═══ Supplied entries

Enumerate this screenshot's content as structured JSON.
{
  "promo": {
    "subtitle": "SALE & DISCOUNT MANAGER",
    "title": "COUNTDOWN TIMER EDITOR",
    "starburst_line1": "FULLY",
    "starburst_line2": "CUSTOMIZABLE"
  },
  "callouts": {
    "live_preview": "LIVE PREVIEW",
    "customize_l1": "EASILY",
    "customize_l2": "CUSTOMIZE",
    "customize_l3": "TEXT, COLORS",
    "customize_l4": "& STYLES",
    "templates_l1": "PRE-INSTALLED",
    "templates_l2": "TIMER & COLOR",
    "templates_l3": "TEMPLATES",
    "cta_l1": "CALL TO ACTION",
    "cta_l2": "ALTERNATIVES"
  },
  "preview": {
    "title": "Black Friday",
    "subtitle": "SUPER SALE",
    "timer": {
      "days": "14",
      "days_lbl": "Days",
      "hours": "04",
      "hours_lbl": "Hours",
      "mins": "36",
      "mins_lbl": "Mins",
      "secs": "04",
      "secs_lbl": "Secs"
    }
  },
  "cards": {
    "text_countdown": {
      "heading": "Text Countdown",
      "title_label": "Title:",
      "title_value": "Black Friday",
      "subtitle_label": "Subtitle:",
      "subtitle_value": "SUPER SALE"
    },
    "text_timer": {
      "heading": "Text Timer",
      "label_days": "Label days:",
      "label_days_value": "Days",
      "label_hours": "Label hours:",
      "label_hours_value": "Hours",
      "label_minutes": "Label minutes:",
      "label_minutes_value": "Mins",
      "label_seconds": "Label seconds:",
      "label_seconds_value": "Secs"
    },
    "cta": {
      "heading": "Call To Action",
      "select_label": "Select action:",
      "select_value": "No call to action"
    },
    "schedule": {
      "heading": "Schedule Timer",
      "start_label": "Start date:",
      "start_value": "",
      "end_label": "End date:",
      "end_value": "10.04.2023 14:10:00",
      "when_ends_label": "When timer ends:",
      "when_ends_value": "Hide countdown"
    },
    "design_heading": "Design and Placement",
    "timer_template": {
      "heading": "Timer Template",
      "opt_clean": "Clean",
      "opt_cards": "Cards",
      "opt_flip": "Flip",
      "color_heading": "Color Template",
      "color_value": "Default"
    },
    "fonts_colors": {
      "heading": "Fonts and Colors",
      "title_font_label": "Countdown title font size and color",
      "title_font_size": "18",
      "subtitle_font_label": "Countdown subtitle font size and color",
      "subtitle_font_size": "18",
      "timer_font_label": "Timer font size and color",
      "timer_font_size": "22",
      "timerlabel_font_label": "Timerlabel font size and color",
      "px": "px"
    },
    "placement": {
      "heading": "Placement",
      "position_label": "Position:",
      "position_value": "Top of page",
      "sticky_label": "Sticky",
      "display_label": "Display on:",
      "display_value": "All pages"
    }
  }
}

══════

Go through the lines above. Select every one that has the string "Black".

    "title": "Black Friday",
      "title_value": "Black Friday",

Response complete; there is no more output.